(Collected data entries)
======
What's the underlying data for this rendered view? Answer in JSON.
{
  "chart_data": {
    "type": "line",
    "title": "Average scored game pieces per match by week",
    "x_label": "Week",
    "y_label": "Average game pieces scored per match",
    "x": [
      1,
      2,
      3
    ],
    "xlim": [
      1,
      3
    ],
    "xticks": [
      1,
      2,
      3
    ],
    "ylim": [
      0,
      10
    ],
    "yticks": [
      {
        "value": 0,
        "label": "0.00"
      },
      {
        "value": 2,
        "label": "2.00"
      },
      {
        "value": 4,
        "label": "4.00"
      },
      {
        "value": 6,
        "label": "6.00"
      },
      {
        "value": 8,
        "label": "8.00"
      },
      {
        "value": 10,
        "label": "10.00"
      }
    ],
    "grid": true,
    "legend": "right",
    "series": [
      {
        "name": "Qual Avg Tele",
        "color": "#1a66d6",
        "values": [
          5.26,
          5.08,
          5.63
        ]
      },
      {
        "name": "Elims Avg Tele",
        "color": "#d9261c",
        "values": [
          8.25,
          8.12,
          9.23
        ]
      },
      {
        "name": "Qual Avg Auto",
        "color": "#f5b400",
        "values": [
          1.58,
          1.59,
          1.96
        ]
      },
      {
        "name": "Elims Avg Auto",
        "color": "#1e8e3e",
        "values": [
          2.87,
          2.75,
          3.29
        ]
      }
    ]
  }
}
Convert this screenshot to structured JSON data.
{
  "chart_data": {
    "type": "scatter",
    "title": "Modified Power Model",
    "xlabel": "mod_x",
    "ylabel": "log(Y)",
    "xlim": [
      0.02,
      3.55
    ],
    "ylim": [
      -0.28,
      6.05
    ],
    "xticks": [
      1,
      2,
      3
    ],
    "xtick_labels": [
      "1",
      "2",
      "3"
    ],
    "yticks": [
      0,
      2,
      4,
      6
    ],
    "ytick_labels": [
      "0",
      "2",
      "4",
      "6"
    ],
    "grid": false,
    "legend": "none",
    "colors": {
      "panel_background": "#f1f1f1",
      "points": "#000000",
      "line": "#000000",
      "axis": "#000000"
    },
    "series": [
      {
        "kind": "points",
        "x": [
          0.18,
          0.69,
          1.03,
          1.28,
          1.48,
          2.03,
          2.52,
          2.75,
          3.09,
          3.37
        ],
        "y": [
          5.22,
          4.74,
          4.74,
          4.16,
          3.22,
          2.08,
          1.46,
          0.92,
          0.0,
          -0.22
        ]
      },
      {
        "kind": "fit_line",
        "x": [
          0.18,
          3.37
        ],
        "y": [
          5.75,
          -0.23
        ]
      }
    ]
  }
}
======
_EXERCISE AIM_. Filter the records for lines holding the string "name". Copy each one.

_RESPONSE TO THE TASK_.
        "name": "Qual Avg Tele",
        "name": "Elims Avg Tele",
        "name": "Qual Avg Auto",
        "name": "Elims Avg Auto",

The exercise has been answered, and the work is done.